Required work = Take the line that contains "Output a JSON" as the first line and the last line of the material below as the final one; reproduce exactly the lines between, inclusive.

Records from a collection:

++++++

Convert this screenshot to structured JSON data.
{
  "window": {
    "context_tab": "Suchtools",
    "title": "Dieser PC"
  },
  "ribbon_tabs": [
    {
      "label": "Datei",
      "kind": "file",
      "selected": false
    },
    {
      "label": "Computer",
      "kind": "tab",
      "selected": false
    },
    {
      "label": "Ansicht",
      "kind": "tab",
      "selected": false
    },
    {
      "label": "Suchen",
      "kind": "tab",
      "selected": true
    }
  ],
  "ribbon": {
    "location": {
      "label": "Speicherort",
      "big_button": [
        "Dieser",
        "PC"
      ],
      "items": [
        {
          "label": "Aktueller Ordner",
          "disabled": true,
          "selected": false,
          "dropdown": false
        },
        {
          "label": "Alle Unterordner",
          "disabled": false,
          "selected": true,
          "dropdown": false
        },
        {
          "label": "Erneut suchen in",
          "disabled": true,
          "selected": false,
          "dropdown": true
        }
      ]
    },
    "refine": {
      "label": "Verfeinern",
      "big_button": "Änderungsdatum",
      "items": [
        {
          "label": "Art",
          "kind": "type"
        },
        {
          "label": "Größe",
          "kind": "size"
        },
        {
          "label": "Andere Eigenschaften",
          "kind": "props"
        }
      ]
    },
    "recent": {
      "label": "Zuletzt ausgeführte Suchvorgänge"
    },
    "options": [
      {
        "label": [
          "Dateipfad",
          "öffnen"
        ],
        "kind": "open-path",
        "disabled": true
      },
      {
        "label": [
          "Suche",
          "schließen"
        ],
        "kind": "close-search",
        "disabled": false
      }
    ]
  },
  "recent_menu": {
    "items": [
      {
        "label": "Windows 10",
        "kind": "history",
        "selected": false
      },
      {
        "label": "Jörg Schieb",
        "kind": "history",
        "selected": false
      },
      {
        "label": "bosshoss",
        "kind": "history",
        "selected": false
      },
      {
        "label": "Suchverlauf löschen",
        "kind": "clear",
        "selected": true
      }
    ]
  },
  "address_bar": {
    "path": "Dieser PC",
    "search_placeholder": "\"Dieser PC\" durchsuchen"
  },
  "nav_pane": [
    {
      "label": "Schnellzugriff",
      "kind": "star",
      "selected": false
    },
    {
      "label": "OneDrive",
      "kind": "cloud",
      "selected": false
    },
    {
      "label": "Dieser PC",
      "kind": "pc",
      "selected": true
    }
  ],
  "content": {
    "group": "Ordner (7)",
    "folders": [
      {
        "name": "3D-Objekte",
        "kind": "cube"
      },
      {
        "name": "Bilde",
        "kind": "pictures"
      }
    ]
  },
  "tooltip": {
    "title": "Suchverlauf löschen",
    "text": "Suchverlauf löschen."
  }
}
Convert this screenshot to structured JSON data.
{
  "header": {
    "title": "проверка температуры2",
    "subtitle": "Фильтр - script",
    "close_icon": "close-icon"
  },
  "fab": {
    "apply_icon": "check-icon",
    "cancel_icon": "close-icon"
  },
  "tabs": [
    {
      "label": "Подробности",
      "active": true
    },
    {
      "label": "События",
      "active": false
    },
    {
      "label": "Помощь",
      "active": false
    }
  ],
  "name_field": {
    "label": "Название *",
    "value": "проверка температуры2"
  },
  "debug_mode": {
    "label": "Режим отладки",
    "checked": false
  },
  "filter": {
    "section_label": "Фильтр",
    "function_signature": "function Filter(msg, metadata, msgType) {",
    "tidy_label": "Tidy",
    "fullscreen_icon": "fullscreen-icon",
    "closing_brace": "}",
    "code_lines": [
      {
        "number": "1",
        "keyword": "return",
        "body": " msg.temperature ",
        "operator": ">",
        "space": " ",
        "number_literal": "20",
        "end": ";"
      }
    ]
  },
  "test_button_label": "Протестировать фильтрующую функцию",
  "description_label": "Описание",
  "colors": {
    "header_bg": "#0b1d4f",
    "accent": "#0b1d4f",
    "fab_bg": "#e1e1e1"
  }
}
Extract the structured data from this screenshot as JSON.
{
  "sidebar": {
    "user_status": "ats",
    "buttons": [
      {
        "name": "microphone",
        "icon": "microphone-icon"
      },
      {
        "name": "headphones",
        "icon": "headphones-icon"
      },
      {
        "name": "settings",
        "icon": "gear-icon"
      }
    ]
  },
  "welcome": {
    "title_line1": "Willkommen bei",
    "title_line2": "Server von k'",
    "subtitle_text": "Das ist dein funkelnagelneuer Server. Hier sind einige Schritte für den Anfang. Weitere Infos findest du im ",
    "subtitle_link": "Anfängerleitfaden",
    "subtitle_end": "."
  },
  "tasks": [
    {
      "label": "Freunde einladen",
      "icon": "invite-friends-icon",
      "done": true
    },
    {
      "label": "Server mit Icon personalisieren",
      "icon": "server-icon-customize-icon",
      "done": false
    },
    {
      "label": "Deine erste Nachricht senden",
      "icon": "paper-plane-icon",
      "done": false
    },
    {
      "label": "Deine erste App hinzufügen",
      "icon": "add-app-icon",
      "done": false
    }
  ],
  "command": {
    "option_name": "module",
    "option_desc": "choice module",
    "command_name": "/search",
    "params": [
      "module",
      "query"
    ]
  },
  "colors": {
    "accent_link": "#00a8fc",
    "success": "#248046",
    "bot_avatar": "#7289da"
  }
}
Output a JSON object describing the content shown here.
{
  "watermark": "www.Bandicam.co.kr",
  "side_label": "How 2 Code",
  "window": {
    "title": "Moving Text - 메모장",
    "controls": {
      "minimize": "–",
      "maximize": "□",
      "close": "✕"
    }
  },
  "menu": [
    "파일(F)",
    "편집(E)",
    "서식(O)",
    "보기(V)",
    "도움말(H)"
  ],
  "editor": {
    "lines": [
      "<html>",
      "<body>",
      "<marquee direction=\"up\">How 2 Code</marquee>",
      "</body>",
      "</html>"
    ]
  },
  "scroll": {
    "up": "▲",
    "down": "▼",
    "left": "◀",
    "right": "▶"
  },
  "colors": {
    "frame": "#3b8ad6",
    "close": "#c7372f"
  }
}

++++++

Output of the exercise =
Output a JSON object describing the content shown here.
{
  "watermark": "www.Bandicam.co.kr",
  "side_label": "How 2 Code",
  "window": {
    "title": "Moving Text - 메모장",
    "controls": {
      "minimize": "–",
      "maximize": "□",
      "close": "✕"
    }
  },
  "menu": [
    "파일(F)",
    "편집(E)",
    "서식(O)",
    "보기(V)",
    "도움말(H)"
  ],
  "editor": {
    "lines": [
      "<html>",
      "<body>",
      "<marquee direction=\"up\">How 2 Code</marquee>",
      "</body>",
      "</html>"
    ]
  },
  "scroll": {
    "up": "▲",
    "down": "▼",
    "left": "◀",
    "right": "▶"
  },
  "colors": {
    "frame": "#3b8ad6",
    "close": "#c7372f"
  }
}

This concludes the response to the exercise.